> _Brief_
Retype the passage on career options for liberal arts majors in full, word for word.
Provided text: Begin
We’ve all felt and heard the judgment. ‘You’re a liberal arts major? So, you plan on being a teacher.’ Even though, for some, the thought of teaching screaming five-year olds or moody fifteen-year olds sends us running away in fear. For others, that might seem like a dream come true, but most of us have just thought of it as a default. Well, guess what? Certain tools can be used to understand yourself and what you can do with your life. This isn’t engineering. There aren’t a strict set of courses to follow and then become exactly what the major is.
Liberal arts degrees aren’t just throw away degrees. In “Great Jobs for Liberal Arts Majors” by Blythe Camenson, there are six chosen general career paths: Teaching, Corporate Communications, Media, Advertising/Marketing/Sales, Helping Professions, and Law. Take out the teaching section and that leaves five different types of careers for liberal arts majors in this book alone. In an article on the National Association of Colleges and Employers (NACE), they looked at the differences in jobs that Professional majors and liberal arts majors had after graduation. Go to your LinkedIn account, look at all the different jobs that the alumni of your school. If you don’t have a LinkedIn account get one, most major companies utilize this to find employees. In another article for the Association of American Colleges and Universities, they looked at the long-term success of liberal art majors compared to professional majors.
“Warren felt like just one more federal employee in the nation’s capital. Increasingly, he found his mind drifting to his growing passion.
Provided text: End
Data under study: Begin
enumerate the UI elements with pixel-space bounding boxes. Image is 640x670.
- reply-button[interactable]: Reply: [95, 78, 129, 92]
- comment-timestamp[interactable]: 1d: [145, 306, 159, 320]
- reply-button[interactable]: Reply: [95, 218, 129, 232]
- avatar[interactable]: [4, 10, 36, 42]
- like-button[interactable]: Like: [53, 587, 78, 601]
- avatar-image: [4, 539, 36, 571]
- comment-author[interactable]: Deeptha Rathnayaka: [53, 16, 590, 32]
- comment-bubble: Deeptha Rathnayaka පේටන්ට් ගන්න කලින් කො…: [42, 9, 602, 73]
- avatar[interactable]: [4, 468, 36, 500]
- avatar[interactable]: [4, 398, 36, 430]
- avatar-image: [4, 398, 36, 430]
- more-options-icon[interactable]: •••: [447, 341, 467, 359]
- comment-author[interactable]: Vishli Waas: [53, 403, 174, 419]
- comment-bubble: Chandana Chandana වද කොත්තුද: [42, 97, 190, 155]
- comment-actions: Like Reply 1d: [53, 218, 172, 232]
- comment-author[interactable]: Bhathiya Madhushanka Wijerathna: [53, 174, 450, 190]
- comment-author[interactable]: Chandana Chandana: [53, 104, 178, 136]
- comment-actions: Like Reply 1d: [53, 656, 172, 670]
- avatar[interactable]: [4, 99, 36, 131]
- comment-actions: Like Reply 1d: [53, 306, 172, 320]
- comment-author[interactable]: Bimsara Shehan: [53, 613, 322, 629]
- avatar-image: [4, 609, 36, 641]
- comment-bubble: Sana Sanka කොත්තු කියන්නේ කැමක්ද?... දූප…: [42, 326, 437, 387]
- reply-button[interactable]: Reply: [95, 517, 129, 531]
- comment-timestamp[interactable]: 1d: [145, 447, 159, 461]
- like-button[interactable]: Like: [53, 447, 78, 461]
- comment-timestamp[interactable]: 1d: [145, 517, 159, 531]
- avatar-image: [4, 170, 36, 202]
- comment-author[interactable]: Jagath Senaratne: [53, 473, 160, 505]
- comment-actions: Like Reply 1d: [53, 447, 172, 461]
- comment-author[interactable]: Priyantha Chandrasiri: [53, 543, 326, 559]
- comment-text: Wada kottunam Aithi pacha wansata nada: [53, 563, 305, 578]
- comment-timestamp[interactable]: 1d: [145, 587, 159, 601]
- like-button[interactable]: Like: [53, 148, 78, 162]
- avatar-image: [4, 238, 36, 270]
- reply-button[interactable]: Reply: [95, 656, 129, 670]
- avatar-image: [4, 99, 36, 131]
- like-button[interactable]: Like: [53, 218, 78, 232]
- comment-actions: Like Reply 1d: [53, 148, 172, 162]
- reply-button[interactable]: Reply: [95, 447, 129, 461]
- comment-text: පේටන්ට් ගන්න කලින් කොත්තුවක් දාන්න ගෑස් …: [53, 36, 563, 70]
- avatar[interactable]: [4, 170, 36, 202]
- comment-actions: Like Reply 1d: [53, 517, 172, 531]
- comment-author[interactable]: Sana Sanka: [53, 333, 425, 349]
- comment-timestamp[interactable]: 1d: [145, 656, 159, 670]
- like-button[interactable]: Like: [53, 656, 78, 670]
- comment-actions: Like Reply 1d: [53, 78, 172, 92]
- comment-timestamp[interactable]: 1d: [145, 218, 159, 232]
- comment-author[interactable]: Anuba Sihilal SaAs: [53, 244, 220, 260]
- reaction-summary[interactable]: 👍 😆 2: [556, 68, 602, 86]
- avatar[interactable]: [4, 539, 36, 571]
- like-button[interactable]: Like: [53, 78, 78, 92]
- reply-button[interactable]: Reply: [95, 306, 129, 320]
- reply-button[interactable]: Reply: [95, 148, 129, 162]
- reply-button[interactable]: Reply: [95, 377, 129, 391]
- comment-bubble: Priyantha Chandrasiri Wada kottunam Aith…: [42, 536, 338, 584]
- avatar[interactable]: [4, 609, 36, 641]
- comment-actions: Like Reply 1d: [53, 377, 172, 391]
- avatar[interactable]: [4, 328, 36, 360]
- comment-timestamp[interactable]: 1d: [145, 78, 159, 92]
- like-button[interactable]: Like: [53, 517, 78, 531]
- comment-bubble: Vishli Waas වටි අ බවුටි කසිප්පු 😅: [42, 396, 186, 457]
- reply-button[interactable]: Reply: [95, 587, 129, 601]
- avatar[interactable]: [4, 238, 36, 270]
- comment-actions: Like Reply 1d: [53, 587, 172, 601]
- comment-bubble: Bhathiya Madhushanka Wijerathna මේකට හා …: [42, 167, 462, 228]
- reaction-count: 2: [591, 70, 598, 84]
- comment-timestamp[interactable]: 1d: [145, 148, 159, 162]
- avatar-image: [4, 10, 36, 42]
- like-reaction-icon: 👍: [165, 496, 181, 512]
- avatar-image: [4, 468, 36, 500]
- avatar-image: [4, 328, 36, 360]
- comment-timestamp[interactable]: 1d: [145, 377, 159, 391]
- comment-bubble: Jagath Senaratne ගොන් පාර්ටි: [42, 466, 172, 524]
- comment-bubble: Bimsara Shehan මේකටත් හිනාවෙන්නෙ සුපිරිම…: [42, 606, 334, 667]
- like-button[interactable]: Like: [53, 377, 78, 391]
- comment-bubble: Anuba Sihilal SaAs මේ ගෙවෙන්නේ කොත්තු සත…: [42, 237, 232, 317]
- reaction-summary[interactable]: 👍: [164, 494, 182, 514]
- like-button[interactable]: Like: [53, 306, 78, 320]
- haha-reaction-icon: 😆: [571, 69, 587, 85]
Data under study: End
> _Solution for this exercise_
We’ve all felt and heard the judgment. ‘You’re a liberal arts major? So, you plan on being a teacher.’ Even though, for some, the thought of teaching screaming five-year olds or moody fifteen-year olds sends us running away in fear. For others, that might seem like a dream come true, but most of us have just thought of it as a default. Well, guess what? Certain tools can be used to understand yourself and what you can do with your life. This isn’t engineering. There aren’t a strict set of courses to follow and then become exactly what the major is.
Liberal arts degrees aren’t just throw away degrees. In “Great Jobs for Liberal Arts Majors” by Blythe Camenson, there are six chosen general career paths: Teaching, Corporate Communications, Media, Advertising/Marketing/Sales, Helping Professions, and Law. Take out the teaching section and that leaves five different types of careers for liberal arts majors in this book alone. In an article on the National Association of Colleges and Employers (NACE), they looked at the differences in jobs that Professional majors and liberal arts majors had after graduation. Go to your LinkedIn account, look at all the different jobs that the alumni of your school. If you don’t have a LinkedIn account get one, most major companies utilize this to find employees. In another article for the Association of American Colleges and Universities, they looked at the long-term success of liberal art majors compared to professional majors.
“Warren felt like just one more federal employee in the nation’s capital. Increasingly, he found his mind drifting to his growing passion.